— START Entries —

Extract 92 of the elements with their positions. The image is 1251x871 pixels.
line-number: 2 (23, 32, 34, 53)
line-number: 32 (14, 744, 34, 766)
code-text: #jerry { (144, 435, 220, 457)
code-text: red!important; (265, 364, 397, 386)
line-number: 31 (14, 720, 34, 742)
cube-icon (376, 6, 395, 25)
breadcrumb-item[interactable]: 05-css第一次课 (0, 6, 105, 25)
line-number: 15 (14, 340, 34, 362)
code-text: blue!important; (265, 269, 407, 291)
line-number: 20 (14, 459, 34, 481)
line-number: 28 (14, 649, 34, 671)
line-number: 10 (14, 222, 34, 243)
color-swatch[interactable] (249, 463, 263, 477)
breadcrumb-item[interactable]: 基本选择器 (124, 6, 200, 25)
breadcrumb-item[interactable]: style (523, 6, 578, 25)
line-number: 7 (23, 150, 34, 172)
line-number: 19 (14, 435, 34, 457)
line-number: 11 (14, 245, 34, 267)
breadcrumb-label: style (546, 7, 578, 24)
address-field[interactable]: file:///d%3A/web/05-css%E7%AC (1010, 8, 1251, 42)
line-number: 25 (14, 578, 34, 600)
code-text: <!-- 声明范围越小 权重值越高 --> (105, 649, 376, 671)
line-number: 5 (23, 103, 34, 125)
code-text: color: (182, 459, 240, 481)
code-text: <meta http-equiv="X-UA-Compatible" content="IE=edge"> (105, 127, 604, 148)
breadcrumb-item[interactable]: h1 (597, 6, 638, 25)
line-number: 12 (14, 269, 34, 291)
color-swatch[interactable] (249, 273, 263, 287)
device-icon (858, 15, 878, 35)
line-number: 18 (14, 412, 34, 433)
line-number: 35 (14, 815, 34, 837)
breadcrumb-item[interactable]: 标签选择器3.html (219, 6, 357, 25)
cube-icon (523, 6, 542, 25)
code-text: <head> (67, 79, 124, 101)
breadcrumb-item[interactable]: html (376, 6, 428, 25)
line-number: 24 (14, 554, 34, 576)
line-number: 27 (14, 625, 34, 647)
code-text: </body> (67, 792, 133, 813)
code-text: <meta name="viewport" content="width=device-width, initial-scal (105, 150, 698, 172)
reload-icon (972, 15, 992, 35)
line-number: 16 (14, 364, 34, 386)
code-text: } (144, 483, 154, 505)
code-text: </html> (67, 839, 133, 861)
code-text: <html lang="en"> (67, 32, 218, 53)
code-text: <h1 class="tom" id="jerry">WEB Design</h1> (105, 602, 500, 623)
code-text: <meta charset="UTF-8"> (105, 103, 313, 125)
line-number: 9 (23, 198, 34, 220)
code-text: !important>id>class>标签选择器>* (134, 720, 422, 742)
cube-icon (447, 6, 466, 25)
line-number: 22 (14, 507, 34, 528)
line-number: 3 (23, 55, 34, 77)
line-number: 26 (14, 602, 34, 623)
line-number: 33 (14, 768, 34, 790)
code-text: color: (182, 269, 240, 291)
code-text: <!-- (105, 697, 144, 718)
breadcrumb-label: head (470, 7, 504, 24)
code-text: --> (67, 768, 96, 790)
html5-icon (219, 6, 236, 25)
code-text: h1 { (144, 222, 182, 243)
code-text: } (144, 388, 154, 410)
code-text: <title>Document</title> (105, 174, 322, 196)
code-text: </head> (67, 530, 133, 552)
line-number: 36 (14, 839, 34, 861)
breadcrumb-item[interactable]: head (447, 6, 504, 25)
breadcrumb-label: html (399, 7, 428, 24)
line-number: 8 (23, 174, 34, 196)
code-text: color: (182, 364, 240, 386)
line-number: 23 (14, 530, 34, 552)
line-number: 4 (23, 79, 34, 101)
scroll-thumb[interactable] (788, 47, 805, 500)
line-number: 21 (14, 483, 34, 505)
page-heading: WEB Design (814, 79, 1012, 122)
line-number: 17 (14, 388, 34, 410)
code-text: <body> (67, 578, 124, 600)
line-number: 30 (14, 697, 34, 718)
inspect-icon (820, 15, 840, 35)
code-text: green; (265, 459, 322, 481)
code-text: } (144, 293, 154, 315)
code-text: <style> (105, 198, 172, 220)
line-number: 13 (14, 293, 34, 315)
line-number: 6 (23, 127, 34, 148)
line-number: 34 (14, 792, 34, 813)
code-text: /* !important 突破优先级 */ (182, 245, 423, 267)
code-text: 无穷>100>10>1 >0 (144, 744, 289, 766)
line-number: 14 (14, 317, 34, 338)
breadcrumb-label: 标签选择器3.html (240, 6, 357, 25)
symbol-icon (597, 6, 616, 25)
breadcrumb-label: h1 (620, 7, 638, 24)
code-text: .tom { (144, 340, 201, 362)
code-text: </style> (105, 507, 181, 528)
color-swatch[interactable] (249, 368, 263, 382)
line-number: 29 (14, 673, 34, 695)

— END Entries —

What to work on:
Show each of the lines above that contains the string "swatch". Case matters.

Answer to this exercise:
color-swatch[interactable] (249, 463, 263, 477)
color-swatch[interactable] (249, 273, 263, 287)
color-swatch[interactable] (249, 368, 263, 382)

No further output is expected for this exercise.